(Collected data)
=-=-=-=-=
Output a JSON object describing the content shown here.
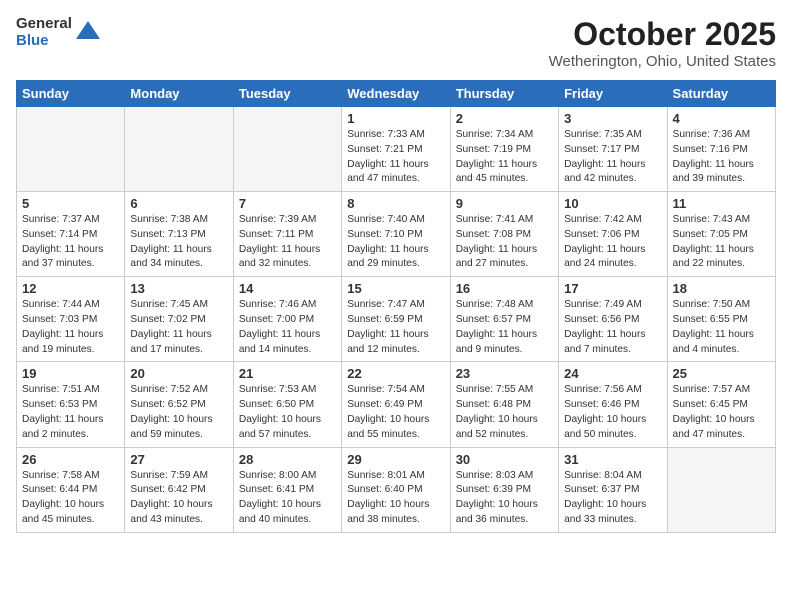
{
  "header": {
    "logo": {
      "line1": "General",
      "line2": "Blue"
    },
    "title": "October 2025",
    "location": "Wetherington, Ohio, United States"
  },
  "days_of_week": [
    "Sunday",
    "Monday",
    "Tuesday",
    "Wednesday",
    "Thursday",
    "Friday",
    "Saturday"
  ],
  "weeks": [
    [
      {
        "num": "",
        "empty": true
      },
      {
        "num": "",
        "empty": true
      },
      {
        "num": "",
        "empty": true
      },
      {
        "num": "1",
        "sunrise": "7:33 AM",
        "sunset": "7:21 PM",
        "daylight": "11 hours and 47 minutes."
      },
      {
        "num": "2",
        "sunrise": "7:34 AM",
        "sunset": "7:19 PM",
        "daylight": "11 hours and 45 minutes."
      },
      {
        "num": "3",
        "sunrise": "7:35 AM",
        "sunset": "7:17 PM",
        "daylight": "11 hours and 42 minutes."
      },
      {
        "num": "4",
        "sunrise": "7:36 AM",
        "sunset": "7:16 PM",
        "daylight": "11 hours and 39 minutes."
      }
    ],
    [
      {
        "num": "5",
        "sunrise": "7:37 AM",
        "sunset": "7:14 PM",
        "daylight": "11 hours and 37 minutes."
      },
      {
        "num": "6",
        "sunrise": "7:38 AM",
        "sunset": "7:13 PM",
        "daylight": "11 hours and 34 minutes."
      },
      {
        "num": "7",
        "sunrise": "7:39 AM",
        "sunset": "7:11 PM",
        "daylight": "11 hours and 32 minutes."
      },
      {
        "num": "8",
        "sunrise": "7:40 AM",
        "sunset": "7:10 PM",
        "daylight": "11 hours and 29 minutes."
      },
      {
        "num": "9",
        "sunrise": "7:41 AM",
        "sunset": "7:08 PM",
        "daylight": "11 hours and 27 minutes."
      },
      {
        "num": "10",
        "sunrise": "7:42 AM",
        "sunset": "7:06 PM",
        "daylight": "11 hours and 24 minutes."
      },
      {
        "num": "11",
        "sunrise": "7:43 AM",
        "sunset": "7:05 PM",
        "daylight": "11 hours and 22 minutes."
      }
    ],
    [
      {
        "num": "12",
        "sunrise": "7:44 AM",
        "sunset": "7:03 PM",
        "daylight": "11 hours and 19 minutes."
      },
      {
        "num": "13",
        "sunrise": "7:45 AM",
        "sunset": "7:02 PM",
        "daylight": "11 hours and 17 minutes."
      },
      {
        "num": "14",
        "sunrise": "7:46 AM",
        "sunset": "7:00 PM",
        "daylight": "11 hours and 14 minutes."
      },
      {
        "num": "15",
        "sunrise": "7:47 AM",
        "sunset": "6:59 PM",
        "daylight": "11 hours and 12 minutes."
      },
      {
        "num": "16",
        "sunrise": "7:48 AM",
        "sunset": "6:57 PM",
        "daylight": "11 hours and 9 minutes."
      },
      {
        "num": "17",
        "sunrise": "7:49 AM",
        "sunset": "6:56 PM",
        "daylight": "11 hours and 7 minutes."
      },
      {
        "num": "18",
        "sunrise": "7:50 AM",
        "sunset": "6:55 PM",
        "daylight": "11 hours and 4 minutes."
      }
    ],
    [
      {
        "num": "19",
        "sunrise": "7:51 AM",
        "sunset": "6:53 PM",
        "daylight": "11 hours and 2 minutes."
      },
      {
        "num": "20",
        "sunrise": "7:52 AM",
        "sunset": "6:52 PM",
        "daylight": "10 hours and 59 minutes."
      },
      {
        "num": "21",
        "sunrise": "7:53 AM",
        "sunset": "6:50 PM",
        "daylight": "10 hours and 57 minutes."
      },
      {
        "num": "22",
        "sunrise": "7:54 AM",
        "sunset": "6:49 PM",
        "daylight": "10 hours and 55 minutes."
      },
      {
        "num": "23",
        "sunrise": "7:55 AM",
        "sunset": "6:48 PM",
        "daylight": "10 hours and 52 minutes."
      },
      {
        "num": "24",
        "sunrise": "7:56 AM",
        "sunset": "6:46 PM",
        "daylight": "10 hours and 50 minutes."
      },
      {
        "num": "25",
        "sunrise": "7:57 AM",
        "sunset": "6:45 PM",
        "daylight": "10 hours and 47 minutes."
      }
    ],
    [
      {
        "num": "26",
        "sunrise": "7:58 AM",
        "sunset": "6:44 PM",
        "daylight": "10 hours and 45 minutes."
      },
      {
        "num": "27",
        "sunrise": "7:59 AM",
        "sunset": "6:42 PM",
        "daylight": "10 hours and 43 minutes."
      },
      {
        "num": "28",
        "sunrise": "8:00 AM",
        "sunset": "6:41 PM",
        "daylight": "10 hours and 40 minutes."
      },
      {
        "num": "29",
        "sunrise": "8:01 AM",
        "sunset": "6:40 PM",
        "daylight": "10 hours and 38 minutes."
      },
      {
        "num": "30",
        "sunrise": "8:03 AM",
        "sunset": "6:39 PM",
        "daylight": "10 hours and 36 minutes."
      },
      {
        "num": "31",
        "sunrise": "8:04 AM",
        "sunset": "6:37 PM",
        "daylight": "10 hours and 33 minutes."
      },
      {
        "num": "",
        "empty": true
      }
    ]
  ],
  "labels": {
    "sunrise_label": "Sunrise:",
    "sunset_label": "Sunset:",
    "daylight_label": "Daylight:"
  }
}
=-=-=-=-=
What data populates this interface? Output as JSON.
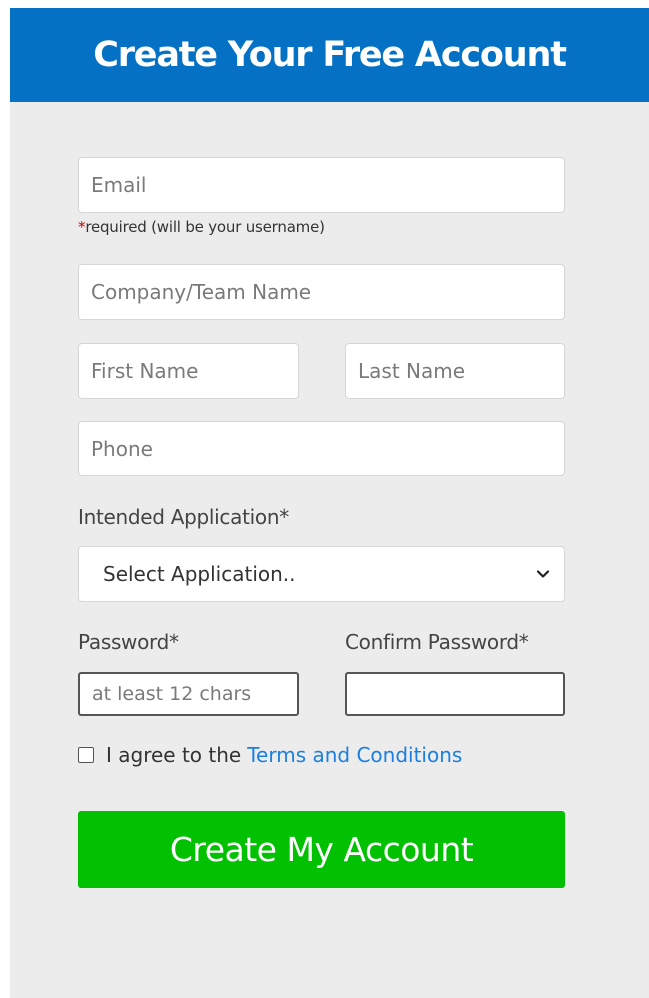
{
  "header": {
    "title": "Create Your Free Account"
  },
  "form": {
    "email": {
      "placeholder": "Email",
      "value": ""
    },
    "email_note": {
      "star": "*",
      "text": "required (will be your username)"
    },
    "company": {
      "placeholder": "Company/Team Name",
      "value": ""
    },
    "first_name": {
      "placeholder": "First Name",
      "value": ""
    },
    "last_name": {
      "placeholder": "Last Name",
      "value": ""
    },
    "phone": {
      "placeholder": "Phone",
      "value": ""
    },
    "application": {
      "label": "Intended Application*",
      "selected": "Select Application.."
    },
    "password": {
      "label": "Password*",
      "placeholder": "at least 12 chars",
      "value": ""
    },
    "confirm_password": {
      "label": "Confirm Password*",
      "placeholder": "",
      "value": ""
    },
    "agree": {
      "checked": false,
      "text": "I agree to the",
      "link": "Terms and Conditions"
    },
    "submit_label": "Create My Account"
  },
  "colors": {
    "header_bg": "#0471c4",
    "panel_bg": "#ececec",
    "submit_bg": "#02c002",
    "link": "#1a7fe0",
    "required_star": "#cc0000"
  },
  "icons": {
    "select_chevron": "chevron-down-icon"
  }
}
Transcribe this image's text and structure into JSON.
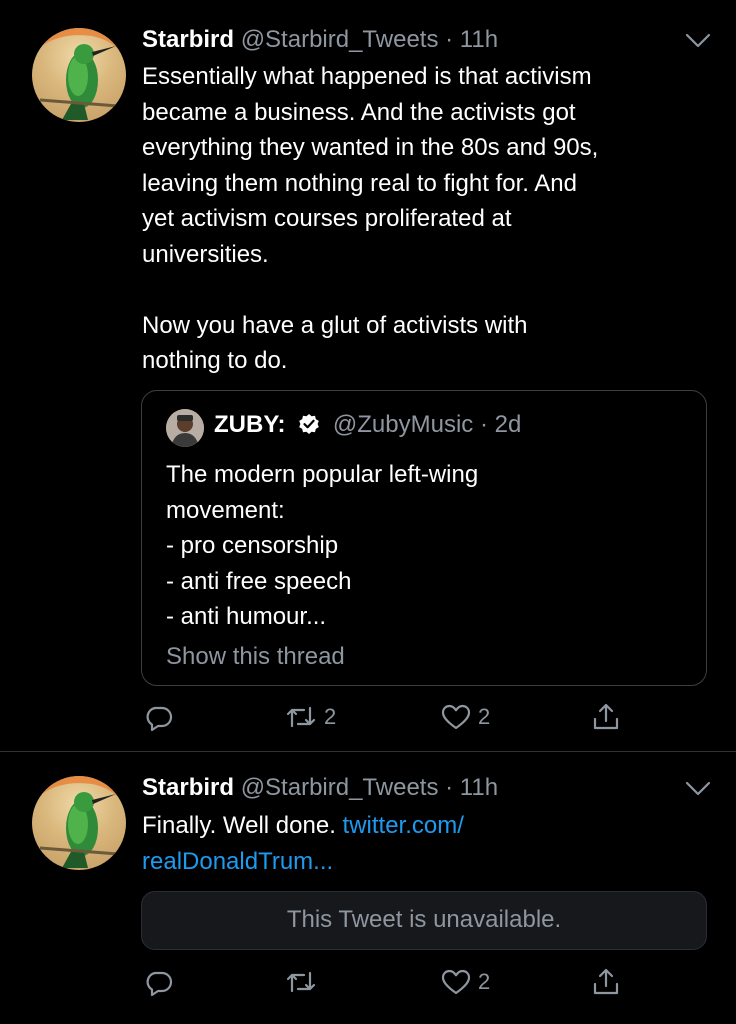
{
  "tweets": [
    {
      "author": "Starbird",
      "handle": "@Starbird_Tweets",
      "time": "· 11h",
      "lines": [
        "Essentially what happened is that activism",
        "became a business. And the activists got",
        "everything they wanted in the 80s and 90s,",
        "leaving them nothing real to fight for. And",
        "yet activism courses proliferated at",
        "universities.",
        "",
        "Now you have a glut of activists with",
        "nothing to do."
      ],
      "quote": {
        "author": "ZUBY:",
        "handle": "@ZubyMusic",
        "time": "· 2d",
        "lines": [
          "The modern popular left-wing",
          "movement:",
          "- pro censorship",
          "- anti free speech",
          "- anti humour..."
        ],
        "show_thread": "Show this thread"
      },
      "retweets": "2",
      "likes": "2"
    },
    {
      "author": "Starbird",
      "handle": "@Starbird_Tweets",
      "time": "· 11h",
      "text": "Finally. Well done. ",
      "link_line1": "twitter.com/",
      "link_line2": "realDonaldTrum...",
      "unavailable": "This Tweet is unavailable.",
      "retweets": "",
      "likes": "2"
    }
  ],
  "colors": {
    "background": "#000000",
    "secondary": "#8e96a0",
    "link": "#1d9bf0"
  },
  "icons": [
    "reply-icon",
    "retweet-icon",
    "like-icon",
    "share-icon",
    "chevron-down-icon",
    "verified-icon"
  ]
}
=-=-=-=-=
(Given task)
In the listing, find every line containing the word "Create" and list it.

(Exercise output)
    "title": "Create Your Free Account"
    "submit_label": "Create My Account"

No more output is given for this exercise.